[TAREA ASIGNADA 1]:
Responde, por favor, estas preguntas sobre el pasaje:
(a) ¿En qué fecha murió María Josefina Yances Guerra?
(b) ¿Cómo la llamaban sus amigos?
(c) ¿En qué calle y barrio estaba el bar donde el autor supo de ella?
[TAREA ASIGNADA 2]:
Enumera a todas las personas que el pasaje nombra con nombre y apellido.

El fogón de la memoria
Tal vez, el afecto es una invención de la muerte para que sintamos con mayor fuerza su inexorable presencia. Quizá eso fue lo que percibimos quienes quisimos a la socióloga, chef e investigadora de la cocina del Caribe colombiano María Josefina Yances Guerra, la tarde de su muerte el pasado 23 de agosto.
A veces la muerte parece una dama vanidosa, caprichosa y envidiosa que se regodea llevándose a seres maravillosos. Seres como Mariajose –así la llamábamos quienes tuvimos el privilegio de ser sus amigos– que destilaba vitalidad y entusiasmo en cada uno de los proyectos que emprendía.
Supe de ella una noche de bohemia fraterna en Cartagena de Indias a finales de los años noventa, junto a Alfonso Múnera y Willy Caballero. Cuando llegamos al bar en la Calle Larga del barrio de Getsemaní, Mariajose, junto a su prima Marta Yances, domesticaban los sones en la pista de baile.

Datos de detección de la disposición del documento
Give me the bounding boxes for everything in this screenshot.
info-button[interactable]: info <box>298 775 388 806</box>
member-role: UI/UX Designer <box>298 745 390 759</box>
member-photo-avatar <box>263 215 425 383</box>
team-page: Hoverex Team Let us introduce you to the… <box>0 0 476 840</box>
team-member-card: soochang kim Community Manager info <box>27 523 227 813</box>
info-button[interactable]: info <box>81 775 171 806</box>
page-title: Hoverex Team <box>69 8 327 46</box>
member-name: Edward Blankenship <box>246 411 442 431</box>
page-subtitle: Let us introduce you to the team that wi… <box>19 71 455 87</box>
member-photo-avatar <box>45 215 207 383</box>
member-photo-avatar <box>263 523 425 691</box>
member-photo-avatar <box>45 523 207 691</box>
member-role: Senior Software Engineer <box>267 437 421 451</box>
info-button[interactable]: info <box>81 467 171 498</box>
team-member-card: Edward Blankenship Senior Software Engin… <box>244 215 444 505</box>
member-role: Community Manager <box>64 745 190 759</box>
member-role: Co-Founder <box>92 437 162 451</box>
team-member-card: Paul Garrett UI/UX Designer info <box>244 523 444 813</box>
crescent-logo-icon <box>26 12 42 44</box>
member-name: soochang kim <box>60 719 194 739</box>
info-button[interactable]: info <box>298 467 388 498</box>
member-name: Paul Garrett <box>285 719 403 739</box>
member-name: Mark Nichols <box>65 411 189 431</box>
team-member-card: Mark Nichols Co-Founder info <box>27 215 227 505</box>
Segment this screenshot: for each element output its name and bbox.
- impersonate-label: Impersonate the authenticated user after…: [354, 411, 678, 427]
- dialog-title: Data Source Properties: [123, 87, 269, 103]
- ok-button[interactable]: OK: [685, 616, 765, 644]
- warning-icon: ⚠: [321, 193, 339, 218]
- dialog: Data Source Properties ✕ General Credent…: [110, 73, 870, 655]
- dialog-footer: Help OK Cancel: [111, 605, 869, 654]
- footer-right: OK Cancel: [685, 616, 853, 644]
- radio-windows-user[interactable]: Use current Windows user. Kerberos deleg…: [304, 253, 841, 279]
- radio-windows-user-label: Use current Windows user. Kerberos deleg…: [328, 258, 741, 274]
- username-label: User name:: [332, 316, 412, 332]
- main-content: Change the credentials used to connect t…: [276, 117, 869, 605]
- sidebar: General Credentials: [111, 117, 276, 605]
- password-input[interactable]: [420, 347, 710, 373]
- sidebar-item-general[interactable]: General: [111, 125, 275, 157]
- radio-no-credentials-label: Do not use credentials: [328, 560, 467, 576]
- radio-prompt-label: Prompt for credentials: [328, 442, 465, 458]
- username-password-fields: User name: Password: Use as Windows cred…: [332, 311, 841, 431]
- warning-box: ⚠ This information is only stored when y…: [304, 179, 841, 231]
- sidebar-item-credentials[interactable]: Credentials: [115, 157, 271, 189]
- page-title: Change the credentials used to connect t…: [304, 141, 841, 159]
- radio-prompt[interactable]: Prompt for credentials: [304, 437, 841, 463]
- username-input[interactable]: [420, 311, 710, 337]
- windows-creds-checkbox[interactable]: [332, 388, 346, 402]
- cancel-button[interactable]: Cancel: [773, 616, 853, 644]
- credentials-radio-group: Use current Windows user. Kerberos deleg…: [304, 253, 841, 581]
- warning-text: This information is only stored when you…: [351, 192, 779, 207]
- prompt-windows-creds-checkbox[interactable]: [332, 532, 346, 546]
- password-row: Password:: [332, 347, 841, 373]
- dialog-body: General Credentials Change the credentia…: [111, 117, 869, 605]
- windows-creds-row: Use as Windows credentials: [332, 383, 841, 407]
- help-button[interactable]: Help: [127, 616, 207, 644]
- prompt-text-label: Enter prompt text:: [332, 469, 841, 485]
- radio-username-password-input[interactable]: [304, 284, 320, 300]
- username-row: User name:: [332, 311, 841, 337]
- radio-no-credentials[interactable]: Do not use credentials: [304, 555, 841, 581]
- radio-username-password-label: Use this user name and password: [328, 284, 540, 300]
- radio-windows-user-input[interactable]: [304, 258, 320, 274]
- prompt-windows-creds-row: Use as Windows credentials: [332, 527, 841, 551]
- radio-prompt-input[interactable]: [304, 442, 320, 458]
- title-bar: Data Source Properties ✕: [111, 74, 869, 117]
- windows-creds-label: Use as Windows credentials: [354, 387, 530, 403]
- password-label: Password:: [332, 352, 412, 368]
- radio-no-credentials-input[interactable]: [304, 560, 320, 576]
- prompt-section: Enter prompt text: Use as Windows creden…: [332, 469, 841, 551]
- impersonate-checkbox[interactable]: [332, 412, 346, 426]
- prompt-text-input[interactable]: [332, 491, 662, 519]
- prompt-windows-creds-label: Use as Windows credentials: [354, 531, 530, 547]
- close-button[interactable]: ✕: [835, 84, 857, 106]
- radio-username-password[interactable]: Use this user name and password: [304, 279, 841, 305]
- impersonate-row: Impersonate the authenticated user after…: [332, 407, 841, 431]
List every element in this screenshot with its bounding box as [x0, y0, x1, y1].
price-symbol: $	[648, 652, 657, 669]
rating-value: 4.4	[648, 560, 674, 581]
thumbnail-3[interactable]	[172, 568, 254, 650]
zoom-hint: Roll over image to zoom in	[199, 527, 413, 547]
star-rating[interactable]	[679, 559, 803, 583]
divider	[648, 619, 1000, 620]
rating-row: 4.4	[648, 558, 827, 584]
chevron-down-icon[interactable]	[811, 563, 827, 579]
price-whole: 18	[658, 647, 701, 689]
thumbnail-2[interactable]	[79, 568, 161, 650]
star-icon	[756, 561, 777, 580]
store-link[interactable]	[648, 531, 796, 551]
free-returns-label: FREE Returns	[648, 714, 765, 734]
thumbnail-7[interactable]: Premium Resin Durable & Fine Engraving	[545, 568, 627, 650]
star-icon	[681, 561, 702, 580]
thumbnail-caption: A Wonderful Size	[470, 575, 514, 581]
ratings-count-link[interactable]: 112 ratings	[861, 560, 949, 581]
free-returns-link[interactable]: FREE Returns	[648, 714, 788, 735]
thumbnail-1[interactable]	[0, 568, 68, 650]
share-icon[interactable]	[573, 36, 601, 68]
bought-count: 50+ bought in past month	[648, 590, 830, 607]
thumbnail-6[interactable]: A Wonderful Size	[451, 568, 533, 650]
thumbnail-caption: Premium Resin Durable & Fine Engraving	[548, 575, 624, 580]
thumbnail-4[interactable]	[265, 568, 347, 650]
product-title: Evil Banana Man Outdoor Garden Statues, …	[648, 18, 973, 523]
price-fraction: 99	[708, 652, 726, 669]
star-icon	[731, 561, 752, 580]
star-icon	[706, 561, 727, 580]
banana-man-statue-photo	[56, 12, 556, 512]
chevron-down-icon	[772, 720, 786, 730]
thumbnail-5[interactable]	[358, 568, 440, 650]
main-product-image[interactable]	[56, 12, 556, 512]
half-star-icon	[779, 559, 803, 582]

[RESPUESTA 1]:
(a) El 23 de agosto.
(b) Mariajose.
(c) En la Calle Larga del barrio de Getsemaní, en Cartagena de Indias.

[RESPUESTA 2]:
María Josefina Yances Guerra
Alfonso Múnera
Willy Caballero
Marta Yances